▶ _The task_
In the listing below, count the lines with "Habitation" and report only the figure.

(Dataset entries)
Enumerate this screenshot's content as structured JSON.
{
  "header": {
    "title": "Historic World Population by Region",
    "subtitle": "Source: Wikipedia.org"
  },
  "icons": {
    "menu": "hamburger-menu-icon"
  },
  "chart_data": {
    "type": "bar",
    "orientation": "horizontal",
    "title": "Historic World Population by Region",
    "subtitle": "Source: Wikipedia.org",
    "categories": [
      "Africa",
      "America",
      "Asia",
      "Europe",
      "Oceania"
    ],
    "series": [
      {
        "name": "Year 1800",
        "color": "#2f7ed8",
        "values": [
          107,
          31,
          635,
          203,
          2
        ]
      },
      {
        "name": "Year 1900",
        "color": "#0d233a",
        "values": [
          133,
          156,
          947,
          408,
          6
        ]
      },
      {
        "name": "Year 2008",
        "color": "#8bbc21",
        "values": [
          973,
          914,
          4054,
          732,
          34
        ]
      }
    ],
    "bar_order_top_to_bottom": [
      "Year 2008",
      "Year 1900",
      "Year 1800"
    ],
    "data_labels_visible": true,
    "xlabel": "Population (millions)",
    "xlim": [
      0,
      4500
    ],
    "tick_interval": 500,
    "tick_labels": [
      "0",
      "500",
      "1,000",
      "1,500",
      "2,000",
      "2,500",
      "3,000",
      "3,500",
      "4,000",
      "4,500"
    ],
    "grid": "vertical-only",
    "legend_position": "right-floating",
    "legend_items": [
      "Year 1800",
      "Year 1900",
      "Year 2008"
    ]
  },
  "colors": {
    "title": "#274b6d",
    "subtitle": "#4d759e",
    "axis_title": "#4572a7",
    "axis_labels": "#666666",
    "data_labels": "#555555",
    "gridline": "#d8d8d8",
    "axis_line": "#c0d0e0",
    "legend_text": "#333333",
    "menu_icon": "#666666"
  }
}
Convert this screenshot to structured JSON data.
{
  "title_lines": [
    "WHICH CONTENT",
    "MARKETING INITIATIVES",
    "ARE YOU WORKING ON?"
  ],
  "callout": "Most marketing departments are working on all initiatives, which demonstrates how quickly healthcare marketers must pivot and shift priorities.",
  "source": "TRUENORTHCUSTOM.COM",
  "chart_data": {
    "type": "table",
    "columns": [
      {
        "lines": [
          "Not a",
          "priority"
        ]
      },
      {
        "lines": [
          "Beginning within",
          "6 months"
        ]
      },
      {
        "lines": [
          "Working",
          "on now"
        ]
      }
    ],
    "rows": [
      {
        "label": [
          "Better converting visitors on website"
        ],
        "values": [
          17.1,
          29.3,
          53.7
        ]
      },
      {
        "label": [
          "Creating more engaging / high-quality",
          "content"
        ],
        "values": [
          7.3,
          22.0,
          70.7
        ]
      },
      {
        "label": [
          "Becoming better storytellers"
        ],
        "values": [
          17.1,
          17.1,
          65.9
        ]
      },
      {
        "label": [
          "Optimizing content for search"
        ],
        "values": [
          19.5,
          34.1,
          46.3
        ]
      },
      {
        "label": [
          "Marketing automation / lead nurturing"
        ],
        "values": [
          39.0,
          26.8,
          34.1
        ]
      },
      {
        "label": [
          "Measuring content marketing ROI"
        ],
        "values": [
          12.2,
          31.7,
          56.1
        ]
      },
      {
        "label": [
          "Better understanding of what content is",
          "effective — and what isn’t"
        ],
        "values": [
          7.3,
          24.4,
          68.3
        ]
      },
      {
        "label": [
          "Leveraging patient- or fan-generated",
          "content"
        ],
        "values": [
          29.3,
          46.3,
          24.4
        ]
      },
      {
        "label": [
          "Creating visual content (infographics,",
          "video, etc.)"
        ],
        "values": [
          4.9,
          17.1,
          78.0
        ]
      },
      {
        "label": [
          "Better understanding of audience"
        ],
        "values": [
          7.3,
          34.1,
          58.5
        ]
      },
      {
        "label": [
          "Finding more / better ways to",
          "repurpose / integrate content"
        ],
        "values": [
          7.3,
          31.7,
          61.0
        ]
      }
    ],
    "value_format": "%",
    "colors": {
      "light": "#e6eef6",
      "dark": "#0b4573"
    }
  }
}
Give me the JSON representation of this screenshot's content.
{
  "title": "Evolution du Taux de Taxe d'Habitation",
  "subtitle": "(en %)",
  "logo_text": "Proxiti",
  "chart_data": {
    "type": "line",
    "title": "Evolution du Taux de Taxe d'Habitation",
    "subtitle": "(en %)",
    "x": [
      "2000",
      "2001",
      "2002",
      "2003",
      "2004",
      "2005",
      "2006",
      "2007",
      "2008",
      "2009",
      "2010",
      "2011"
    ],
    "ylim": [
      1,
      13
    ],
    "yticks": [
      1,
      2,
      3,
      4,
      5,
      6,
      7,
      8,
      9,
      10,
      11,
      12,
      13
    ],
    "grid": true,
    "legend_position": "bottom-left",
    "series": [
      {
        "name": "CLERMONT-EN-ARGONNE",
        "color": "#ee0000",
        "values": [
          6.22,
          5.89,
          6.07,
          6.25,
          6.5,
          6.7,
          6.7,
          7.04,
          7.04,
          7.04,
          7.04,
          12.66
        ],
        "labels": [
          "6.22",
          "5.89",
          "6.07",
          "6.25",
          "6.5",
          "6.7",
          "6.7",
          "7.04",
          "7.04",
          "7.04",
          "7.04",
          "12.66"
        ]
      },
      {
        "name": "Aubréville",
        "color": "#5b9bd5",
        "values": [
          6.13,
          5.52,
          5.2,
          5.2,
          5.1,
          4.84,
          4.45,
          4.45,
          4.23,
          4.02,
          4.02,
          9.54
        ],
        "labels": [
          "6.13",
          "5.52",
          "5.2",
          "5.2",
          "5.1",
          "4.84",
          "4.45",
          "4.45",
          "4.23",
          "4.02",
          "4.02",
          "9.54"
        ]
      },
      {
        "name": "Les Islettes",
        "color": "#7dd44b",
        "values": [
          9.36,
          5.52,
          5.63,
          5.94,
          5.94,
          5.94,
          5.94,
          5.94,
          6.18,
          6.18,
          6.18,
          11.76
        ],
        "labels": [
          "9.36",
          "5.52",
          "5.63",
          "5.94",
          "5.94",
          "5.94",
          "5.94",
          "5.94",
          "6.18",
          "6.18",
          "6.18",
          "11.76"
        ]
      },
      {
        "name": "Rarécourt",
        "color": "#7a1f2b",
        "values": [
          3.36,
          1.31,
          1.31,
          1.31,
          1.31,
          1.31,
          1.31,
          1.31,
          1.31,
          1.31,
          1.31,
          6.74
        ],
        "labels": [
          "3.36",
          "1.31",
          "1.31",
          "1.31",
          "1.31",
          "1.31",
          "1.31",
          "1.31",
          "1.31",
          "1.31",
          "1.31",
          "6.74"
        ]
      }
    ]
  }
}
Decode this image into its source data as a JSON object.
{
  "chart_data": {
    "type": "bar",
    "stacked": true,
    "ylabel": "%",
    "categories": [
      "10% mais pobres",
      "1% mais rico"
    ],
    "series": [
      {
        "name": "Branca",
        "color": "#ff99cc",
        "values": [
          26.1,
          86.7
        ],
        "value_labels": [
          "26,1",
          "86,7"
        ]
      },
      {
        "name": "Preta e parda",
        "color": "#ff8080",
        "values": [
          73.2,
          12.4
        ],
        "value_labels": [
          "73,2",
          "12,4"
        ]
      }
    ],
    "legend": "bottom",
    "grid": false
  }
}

▶ _Answer to this exercise_
2